** EXERCISE DIRECTIONS **
All of the records below need to be copied exactly.
───── SUPPLIED ENTRIES ─────
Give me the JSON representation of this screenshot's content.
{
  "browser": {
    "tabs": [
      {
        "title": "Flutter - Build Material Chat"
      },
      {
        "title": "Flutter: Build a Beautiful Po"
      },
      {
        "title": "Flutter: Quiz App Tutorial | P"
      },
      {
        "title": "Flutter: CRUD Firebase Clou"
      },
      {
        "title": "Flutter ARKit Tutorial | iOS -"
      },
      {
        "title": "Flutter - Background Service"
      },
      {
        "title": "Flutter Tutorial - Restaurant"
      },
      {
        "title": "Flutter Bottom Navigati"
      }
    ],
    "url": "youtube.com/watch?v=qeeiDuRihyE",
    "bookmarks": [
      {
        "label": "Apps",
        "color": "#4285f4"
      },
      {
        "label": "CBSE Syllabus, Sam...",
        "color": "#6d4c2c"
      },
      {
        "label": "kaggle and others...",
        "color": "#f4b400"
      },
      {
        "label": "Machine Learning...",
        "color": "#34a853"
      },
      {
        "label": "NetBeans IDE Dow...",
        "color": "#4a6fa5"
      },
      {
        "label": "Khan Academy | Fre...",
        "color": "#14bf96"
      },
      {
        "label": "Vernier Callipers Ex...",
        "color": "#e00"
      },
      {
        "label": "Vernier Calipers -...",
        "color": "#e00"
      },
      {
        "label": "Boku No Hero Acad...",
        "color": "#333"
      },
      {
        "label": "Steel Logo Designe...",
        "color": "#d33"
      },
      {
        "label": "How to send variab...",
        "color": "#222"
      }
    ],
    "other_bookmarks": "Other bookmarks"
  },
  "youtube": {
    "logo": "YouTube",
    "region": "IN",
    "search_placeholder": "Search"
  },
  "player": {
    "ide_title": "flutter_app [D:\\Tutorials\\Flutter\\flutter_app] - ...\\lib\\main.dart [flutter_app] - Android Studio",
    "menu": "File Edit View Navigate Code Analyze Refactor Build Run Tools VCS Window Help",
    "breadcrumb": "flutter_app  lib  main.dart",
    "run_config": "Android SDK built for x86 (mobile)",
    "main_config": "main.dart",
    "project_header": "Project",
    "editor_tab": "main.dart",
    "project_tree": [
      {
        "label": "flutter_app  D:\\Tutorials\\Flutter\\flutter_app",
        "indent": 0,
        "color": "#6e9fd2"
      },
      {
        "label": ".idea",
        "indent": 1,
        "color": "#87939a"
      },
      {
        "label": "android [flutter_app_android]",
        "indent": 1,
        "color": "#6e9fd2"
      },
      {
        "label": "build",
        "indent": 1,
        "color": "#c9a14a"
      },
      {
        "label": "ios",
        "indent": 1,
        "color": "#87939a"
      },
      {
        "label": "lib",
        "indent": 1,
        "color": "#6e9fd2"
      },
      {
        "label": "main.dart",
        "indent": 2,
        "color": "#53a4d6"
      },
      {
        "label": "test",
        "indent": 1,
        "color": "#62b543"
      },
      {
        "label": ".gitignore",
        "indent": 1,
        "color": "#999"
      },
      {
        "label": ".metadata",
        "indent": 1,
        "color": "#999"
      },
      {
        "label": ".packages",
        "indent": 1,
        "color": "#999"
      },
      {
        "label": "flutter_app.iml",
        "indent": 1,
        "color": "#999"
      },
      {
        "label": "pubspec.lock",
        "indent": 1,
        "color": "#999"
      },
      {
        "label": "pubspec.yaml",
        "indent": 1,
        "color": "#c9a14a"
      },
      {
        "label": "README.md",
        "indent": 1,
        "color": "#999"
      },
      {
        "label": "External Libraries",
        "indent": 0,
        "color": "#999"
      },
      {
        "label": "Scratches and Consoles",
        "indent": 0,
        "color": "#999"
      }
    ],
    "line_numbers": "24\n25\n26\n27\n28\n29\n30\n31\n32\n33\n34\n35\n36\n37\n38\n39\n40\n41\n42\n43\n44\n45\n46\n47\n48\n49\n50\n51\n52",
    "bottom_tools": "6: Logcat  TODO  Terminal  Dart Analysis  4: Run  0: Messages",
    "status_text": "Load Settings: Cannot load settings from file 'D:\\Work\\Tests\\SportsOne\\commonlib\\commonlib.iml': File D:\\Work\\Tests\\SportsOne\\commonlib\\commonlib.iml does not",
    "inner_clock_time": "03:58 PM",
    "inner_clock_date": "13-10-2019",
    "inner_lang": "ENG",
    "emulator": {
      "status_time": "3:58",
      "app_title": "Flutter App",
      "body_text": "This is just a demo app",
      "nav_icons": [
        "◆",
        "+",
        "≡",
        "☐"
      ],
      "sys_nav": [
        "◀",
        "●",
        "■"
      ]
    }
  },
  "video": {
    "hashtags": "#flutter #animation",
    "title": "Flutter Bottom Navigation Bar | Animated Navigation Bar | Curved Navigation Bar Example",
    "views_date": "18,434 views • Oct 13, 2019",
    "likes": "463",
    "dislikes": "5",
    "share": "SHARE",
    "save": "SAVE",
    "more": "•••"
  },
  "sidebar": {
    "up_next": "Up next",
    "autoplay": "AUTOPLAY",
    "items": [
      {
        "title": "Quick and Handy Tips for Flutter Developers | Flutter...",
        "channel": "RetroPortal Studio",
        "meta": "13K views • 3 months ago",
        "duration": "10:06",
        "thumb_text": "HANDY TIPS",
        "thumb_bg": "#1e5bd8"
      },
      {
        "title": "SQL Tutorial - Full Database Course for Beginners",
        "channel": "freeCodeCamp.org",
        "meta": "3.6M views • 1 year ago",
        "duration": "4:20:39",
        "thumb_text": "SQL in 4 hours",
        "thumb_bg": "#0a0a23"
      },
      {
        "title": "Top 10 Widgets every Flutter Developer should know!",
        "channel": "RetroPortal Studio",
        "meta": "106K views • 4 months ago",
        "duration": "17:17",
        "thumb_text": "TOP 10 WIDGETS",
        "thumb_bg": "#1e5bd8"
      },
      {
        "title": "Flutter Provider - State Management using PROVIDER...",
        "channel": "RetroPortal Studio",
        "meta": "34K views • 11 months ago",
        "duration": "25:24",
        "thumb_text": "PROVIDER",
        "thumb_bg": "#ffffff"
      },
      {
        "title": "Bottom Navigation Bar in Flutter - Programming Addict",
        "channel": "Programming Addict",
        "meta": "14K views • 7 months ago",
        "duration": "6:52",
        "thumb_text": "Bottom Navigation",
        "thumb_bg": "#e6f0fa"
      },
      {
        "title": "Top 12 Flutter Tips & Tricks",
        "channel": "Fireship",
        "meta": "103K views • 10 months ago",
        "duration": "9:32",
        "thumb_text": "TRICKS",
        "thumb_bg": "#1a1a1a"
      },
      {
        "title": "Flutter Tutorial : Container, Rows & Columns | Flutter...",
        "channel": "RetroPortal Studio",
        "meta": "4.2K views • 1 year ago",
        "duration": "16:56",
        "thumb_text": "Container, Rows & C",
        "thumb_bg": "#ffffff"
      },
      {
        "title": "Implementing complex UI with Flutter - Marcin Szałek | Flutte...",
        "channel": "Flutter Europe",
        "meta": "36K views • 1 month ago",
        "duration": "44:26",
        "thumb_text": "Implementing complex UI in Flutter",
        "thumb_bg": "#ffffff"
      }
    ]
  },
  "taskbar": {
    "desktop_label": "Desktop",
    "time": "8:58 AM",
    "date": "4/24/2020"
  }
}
─────
** RESULT OF THE TASK **
Give me the JSON representation of this screenshot's content.
{
  "browser": {
    "tabs": [
      {
        "title": "Flutter - Build Material Chat"
      },
      {
        "title": "Flutter: Build a Beautiful Po"
      },
      {
        "title": "Flutter: Quiz App Tutorial | P"
      },
      {
        "title": "Flutter: CRUD Firebase Clou"
      },
      {
        "title": "Flutter ARKit Tutorial | iOS -"
      },
      {
        "title": "Flutter - Background Service"
      },
      {
        "title": "Flutter Tutorial - Restaurant"
      },
      {
        "title": "Flutter Bottom Navigati"
      }
    ],
    "url": "youtube.com/watch?v=qeeiDuRihyE",
    "bookmarks": [
      {
        "label": "Apps",
        "color": "#4285f4"
      },
      {
        "label": "CBSE Syllabus, Sam...",
        "color": "#6d4c2c"
      },
      {
        "label": "kaggle and others...",
        "color": "#f4b400"
      },
      {
        "label": "Machine Learning...",
        "color": "#34a853"
      },
      {
        "label": "NetBeans IDE Dow...",
        "color": "#4a6fa5"
      },
      {
        "label": "Khan Academy | Fre...",
        "color": "#14bf96"
      },
      {
        "label": "Vernier Callipers Ex...",
        "color": "#e00"
      },
      {
        "label": "Vernier Calipers -...",
        "color": "#e00"
      },
      {
        "label": "Boku No Hero Acad...",
        "color": "#333"
      },
      {
        "label": "Steel Logo Designe...",
        "color": "#d33"
      },
      {
        "label": "How to send variab...",
        "color": "#222"
      }
    ],
    "other_bookmarks": "Other bookmarks"
  },
  "youtube": {
    "logo": "YouTube",
    "region": "IN",
    "search_placeholder": "Search"
  },
  "player": {
    "ide_title": "flutter_app [D:\\Tutorials\\Flutter\\flutter_app] - ...\\lib\\main.dart [flutter_app] - Android Studio",
    "menu": "File Edit View Navigate Code Analyze Refactor Build Run Tools VCS Window Help",
    "breadcrumb": "flutter_app  lib  main.dart",
    "run_config": "Android SDK built for x86 (mobile)",
    "main_config": "main.dart",
    "project_header": "Project",
    "editor_tab": "main.dart",
    "project_tree": [
      {
        "label": "flutter_app  D:\\Tutorials\\Flutter\\flutter_app",
        "indent": 0,
        "color": "#6e9fd2"
      },
      {
        "label": ".idea",
        "indent": 1,
        "color": "#87939a"
      },
      {
        "label": "android [flutter_app_android]",
        "indent": 1,
        "color": "#6e9fd2"
      },
      {
        "label": "build",
        "indent": 1,
        "color": "#c9a14a"
      },
      {
        "label": "ios",
        "indent": 1,
        "color": "#87939a"
      },
      {
        "label": "lib",
        "indent": 1,
        "color": "#6e9fd2"
      },
      {
        "label": "main.dart",
        "indent": 2,
        "color": "#53a4d6"
      },
      {
        "label": "test",
        "indent": 1,
        "color": "#62b543"
      },
      {
        "label": ".gitignore",
        "indent": 1,
        "color": "#999"
      },
      {
        "label": ".metadata",
        "indent": 1,
        "color": "#999"
      },
      {
        "label": ".packages",
        "indent": 1,
        "color": "#999"
      },
      {
        "label": "flutter_app.iml",
        "indent": 1,
        "color": "#999"
      },
      {
        "label": "pubspec.lock",
        "indent": 1,
        "color": "#999"
      },
      {
        "label": "pubspec.yaml",
        "indent": 1,
        "color": "#c9a14a"
      },
      {
        "label": "README.md",
        "indent": 1,
        "color": "#999"
      },
      {
        "label": "External Libraries",
        "indent": 0,
        "color": "#999"
      },
      {
        "label": "Scratches and Consoles",
        "indent": 0,
        "color": "#999"
      }
    ],
    "line_numbers": "24\n25\n26\n27\n28\n29\n30\n31\n32\n33\n34\n35\n36\n37\n38\n39\n40\n41\n42\n43\n44\n45\n46\n47\n48\n49\n50\n51\n52",
    "bottom_tools": "6: Logcat  TODO  Terminal  Dart Analysis  4: Run  0: Messages",
    "status_text": "Load Settings: Cannot load settings from file 'D:\\Work\\Tests\\SportsOne\\commonlib\\commonlib.iml': File D:\\Work\\Tests\\SportsOne\\commonlib\\commonlib.iml does not",
    "inner_clock_time": "03:58 PM",
    "inner_clock_date": "13-10-2019",
    "inner_lang": "ENG",
    "emulator": {
      "status_time": "3:58",
      "app_title": "Flutter App",
      "body_text": "This is just a demo app",
      "nav_icons": [
        "◆",
        "+",
        "≡",
        "☐"
      ],
      "sys_nav": [
        "◀",
        "●",
        "■"
      ]
    }
  },
  "video": {
    "hashtags": "#flutter #animation",
    "title": "Flutter Bottom Navigation Bar | Animated Navigation Bar | Curved Navigation Bar Example",
    "views_date": "18,434 views • Oct 13, 2019",
    "likes": "463",
    "dislikes": "5",
    "share": "SHARE",
    "save": "SAVE",
    "more": "•••"
  },
  "sidebar": {
    "up_next": "Up next",
    "autoplay": "AUTOPLAY",
    "items": [
      {
        "title": "Quick and Handy Tips for Flutter Developers | Flutter...",
        "channel": "RetroPortal Studio",
        "meta": "13K views • 3 months ago",
        "duration": "10:06",
        "thumb_text": "HANDY TIPS",
        "thumb_bg": "#1e5bd8"
      },
      {
        "title": "SQL Tutorial - Full Database Course for Beginners",
        "channel": "freeCodeCamp.org",
        "meta": "3.6M views • 1 year ago",
        "duration": "4:20:39",
        "thumb_text": "SQL in 4 hours",
        "thumb_bg": "#0a0a23"
      },
      {
        "title": "Top 10 Widgets every Flutter Developer should know!",
        "channel": "RetroPortal Studio",
        "meta": "106K views • 4 months ago",
        "duration": "17:17",
        "thumb_text": "TOP 10 WIDGETS",
        "thumb_bg": "#1e5bd8"
      },
      {
        "title": "Flutter Provider - State Management using PROVIDER...",
        "channel": "RetroPortal Studio",
        "meta": "34K views • 11 months ago",
        "duration": "25:24",
        "thumb_text": "PROVIDER",
        "thumb_bg": "#ffffff"
      },
      {
        "title": "Bottom Navigation Bar in Flutter - Programming Addict",
        "channel": "Programming Addict",
        "meta": "14K views • 7 months ago",
        "duration": "6:52",
        "thumb_text": "Bottom Navigation",
        "thumb_bg": "#e6f0fa"
      },
      {
        "title": "Top 12 Flutter Tips & Tricks",
        "channel": "Fireship",
        "meta": "103K views • 10 months ago",
        "duration": "9:32",
        "thumb_text": "TRICKS",
        "thumb_bg": "#1a1a1a"
      },
      {
        "title": "Flutter Tutorial : Container, Rows & Columns | Flutter...",
        "channel": "RetroPortal Studio",
        "meta": "4.2K views • 1 year ago",
        "duration": "16:56",
        "thumb_text": "Container, Rows & C",
        "thumb_bg": "#ffffff"
      },
      {
        "title": "Implementing complex UI with Flutter - Marcin Szałek | Flutte...",
        "channel": "Flutter Europe",
        "meta": "36K views • 1 month ago",
        "duration": "44:26",
        "thumb_text": "Implementing complex UI in Flutter",
        "thumb_bg": "#ffffff"
      }
    ]
  },
  "taskbar": {
    "desktop_label": "Desktop",
    "time": "8:58 AM",
    "date": "4/24/2020"
  }
}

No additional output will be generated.